Go through the entries below and copy each line containing the word "crumb".

>> START

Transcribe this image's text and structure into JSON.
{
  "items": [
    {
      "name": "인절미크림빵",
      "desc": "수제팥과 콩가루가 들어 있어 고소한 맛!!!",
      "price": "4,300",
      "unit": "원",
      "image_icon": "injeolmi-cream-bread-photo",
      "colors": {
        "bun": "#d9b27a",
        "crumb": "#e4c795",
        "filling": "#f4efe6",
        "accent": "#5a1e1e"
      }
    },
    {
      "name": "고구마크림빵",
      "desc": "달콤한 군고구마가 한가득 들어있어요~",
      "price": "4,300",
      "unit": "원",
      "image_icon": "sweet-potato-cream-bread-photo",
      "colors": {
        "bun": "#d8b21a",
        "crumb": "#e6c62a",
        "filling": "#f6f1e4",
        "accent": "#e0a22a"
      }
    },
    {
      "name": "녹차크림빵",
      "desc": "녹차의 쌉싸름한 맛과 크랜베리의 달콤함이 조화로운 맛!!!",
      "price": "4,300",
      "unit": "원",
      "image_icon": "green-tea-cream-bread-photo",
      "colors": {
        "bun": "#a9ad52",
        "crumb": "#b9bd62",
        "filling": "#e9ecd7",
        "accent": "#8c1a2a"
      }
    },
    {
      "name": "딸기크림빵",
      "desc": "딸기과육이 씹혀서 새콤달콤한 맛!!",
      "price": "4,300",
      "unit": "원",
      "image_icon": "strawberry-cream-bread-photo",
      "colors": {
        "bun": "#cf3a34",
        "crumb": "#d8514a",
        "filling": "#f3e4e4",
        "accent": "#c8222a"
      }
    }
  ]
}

>> END

● FINAL RESULT
        "crumb": "#e4c795",
        "crumb": "#e6c62a",
        "crumb": "#b9bd62",
        "crumb": "#d8514a",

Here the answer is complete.